* [Work instructions] Identify all lines in the data containing the string "this". Copy them out.

* [Record set]
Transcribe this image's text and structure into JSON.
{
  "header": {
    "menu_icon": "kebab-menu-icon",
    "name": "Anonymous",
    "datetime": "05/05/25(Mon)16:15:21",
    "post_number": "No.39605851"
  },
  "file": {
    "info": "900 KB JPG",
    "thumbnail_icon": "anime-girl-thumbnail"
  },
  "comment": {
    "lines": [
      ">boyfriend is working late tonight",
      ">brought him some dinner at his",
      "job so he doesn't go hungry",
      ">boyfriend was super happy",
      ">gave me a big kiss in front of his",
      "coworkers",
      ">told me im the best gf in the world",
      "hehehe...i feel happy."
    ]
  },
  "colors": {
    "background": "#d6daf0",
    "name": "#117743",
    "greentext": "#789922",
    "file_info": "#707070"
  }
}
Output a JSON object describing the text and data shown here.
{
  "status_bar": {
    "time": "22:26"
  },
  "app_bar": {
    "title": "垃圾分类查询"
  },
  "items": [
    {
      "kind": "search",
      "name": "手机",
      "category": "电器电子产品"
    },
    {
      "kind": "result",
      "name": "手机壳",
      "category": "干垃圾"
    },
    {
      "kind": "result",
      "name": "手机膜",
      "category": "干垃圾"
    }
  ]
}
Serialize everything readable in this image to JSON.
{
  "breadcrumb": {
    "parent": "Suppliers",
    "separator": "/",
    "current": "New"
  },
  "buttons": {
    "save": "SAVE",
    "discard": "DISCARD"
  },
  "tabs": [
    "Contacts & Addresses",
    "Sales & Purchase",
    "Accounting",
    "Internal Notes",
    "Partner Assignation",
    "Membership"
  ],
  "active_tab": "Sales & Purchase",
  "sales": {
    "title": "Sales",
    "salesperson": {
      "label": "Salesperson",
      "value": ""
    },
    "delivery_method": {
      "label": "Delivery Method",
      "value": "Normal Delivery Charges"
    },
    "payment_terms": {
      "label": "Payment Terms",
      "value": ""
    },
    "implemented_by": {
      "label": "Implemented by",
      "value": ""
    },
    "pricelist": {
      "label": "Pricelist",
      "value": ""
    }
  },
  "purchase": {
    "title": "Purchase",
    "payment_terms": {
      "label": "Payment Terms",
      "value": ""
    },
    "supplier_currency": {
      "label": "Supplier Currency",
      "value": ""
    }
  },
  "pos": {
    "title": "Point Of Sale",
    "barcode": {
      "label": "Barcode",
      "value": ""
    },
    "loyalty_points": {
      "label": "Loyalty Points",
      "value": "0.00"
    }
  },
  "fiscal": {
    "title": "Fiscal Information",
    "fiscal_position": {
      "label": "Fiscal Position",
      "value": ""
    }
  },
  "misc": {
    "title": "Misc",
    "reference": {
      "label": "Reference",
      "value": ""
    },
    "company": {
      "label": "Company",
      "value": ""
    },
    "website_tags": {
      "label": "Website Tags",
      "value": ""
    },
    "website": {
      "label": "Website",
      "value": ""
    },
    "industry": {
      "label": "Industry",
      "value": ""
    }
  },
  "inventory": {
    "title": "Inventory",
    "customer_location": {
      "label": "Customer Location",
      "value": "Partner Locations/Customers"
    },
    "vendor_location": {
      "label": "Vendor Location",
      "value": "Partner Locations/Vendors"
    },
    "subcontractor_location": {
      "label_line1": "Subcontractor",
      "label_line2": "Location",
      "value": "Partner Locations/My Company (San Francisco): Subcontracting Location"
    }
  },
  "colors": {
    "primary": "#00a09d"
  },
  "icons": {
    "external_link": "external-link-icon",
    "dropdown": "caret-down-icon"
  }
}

* [Complete response]
Transcribe this image's text and structure into JSON.
Serialize everything readable in this image to JSON.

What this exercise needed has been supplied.